# STATED EXERCISE
Only a number is required: how many lines of the material contain the word "electric"?

[Stored items]
☆ ☆ ☆ ☆ ☆
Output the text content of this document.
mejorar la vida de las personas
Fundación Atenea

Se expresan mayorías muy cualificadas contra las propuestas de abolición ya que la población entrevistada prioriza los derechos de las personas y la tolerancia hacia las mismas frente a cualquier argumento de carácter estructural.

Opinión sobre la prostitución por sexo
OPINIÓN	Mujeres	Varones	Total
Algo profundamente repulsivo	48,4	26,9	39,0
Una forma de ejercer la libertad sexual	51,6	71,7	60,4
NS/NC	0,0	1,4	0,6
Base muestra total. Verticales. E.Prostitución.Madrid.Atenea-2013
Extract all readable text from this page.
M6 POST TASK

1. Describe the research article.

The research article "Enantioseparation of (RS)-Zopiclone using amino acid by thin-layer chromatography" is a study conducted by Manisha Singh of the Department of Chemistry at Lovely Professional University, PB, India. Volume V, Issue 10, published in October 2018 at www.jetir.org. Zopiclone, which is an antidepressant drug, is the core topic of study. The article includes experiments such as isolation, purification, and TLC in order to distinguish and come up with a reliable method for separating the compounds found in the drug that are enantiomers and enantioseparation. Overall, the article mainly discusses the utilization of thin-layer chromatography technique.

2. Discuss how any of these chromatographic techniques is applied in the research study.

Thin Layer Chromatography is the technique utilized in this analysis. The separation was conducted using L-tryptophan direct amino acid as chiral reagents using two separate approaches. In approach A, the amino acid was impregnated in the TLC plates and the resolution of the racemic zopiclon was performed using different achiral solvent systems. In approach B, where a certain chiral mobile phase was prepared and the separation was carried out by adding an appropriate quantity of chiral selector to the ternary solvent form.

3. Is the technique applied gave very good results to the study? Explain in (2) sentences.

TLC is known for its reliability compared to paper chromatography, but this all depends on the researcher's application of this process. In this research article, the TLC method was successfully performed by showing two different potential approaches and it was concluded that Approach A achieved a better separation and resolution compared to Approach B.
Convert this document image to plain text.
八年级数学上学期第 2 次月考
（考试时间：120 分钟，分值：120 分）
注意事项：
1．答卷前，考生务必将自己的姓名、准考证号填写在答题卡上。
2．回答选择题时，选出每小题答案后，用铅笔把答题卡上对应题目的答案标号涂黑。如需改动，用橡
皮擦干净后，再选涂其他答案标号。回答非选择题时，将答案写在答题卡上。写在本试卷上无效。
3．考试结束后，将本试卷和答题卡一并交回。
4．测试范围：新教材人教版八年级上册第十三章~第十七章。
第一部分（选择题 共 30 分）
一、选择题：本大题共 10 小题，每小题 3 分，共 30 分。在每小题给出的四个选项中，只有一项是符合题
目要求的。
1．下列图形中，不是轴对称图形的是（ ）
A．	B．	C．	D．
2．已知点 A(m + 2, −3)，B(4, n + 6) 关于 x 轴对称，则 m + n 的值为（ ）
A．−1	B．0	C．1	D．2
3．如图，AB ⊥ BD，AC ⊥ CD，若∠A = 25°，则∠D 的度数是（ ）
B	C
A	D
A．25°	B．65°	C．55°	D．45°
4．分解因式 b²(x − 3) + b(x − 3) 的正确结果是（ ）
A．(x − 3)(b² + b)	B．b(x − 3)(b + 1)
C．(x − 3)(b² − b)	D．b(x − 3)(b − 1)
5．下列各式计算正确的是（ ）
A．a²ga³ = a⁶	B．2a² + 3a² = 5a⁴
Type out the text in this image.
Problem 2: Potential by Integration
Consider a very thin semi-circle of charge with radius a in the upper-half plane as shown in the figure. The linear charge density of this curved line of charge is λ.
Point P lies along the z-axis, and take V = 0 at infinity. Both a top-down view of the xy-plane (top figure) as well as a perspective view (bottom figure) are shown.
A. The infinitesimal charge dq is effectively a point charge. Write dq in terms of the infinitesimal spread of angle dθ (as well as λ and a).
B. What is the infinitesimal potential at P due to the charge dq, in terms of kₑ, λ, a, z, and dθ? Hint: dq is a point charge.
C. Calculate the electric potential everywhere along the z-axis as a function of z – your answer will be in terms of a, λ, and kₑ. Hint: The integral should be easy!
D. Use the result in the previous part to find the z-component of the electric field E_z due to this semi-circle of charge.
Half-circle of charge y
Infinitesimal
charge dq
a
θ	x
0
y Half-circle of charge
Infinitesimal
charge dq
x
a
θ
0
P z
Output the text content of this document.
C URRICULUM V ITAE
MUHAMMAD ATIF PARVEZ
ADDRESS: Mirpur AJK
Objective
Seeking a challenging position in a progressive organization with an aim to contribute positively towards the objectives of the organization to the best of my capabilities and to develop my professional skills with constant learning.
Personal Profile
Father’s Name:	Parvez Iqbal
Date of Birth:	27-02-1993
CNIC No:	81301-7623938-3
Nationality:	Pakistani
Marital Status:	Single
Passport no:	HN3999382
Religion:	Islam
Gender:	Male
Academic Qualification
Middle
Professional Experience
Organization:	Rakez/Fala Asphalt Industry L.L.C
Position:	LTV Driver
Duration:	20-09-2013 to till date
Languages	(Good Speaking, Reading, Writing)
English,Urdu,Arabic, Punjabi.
☆ ☆ ☆ ☆ ☆
# THE COMPLETED TASK
2